- [Jobs]:
[1] Answer these questions from the forum thread about taxis and Uber:
(a) According to the opening comment, what do taxi regulations cripple?
(b) What does victor27 say the L2 meter mode in Paris stands for?
(c) What does mrweasel name as the main issue with getting a taxi?
[2] Extract word for word the part of the forum thread about taxis and Uber that opens with the words containing "The taxi regulations" and closes with "of some security.".

---------- Text passage

The taxi regulations benefit mainly professionals at the cost of society as a
whole because it cripples competition and that leads to higher costs for the
consumers. I would like to have cheaper taxis at the expense of some security.
Others could just go with a certificated taxi company.

------
victor27
I spent a week in Paris.

I felt cheated _every time_ I took a regular cab. The meter could be set to
various modes (L1- Day in City, L2- Evening in City / Suburb, L3 - Late
nights, etc.) and I was never sure if it was on the correct mode. Also, the
drivers were rude and acted as if they were doing me a favor.

Uber although slightly more expensive, was dramatically better. The drivers
were polite, helpful and I never got scammed on the charge. Moreover, I didn't
have to deal with foreign currency coins and notes.

------
mrweasel
Maybe it's just that it's not really an issue where I live, but what problem
is Uber trying to solve?

The main issue is getting a taxi in really small towns in the middle of
nowhere, but it seems unlikely that Uber would have someone in these places,
simply because there isn't really a demand.

I find it really hard to see Uber as anything but a taxi company that tries to
underbid the competition by not following the same rules as everyone else.

--------------------
---------- Supplied data

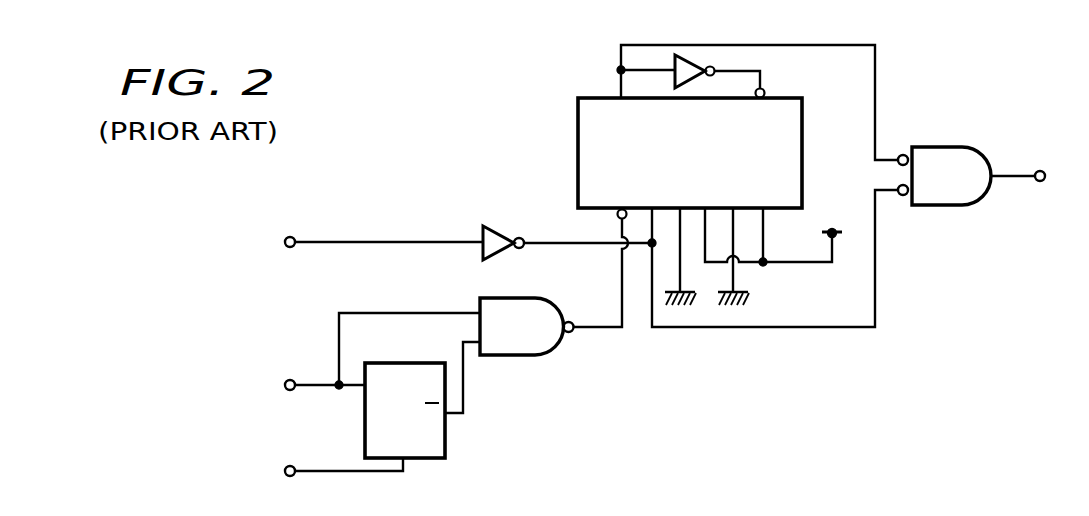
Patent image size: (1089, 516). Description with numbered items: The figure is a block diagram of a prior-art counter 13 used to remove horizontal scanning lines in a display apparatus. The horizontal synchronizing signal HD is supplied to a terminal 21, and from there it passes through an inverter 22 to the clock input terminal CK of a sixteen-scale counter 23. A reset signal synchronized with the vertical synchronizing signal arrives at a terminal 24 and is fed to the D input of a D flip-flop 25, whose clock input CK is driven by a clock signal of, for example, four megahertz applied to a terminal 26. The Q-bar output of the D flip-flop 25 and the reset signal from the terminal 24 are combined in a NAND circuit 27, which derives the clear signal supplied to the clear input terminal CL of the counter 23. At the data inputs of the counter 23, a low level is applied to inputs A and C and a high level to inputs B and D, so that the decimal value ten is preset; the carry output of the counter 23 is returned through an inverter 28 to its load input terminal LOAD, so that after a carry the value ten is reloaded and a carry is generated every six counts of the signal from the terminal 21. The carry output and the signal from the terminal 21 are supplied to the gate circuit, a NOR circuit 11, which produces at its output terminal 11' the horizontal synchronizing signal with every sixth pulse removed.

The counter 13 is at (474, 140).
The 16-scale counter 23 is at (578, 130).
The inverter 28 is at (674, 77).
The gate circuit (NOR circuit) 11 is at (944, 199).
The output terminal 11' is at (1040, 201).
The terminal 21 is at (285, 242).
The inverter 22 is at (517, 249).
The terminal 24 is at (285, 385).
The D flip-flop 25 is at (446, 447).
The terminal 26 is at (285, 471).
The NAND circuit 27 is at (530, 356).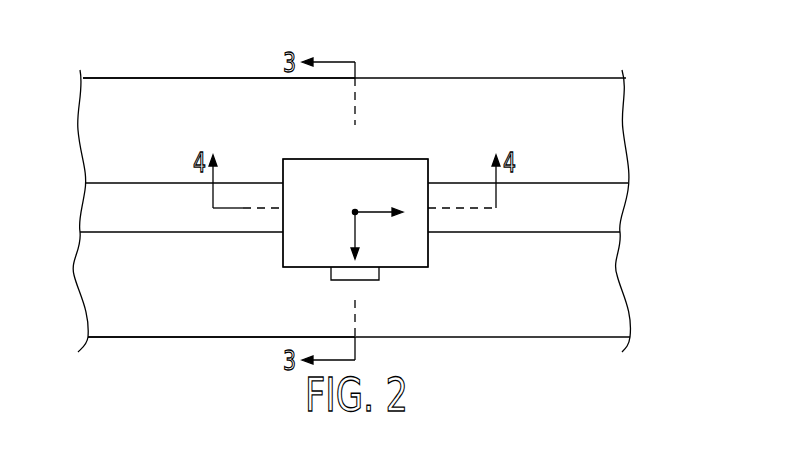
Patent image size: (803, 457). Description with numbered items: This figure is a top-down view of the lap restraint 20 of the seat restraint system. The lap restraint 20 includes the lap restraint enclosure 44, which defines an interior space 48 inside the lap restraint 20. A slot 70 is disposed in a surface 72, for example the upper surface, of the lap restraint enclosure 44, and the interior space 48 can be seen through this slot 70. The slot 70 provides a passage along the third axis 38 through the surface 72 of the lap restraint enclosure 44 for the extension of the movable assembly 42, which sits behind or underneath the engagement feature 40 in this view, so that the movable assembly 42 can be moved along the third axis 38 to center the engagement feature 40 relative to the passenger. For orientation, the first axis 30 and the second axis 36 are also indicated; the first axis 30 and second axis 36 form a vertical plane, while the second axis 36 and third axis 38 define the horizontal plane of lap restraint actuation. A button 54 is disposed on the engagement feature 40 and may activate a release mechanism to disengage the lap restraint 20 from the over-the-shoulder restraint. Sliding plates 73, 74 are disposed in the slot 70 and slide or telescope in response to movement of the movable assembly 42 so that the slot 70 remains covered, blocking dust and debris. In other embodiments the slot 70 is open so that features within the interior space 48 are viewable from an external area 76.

--------------------

- [Solutions to the exercise]:
[1]
(a) Competition.
(b) Evening in City / Suburb.
(c) Getting a taxi in really small towns in the middle of nowhere.

[2]
The taxi regulations benefit mainly professionals at the cost of society as a
whole because it cripples competition and that leads to higher costs for the
consumers. I would like to have cheaper taxis at the expense of some security.